=== What is required ===
Select all lines holding the word "balesetek" from the entries that follow.

>>>>>

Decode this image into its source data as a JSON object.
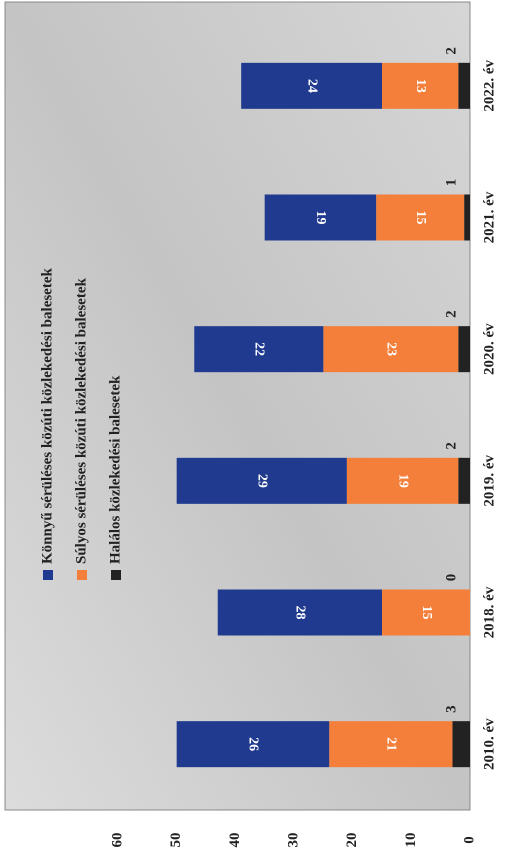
{
  "chart_data": {
    "type": "stacked-bar",
    "categories": [
      "2010. év",
      "2018. év",
      "2019. év",
      "2020. év",
      "2021. év",
      "2022. év"
    ],
    "series": [
      {
        "name": "Halálos közlekedési balesetek",
        "color": "#222222",
        "values": [
          3,
          0,
          2,
          2,
          1,
          2
        ]
      },
      {
        "name": "Súlyos sérüléses közúti közlekedési balesetek",
        "color": "#f47f3a",
        "values": [
          21,
          15,
          19,
          23,
          15,
          13
        ]
      },
      {
        "name": "Könnyű sérüléses közúti közlekedési balesetek",
        "color": "#1f3a8f",
        "values": [
          26,
          28,
          29,
          22,
          19,
          24
        ]
      }
    ],
    "ylim": [
      0,
      60
    ],
    "yticks": [
      0,
      10,
      20,
      30,
      40,
      50,
      60
    ]
  }
}
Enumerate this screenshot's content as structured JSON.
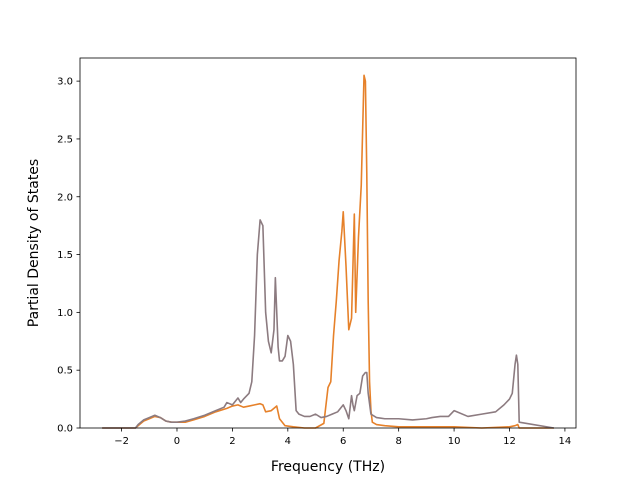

<<<<<

=== Output of the exercise ===
        "name": "Halálos közlekedési balesetek",
        "name": "Súlyos sérüléses közúti közlekedési balesetek",
        "name": "Könnyű sérüléses közúti közlekedési balesetek",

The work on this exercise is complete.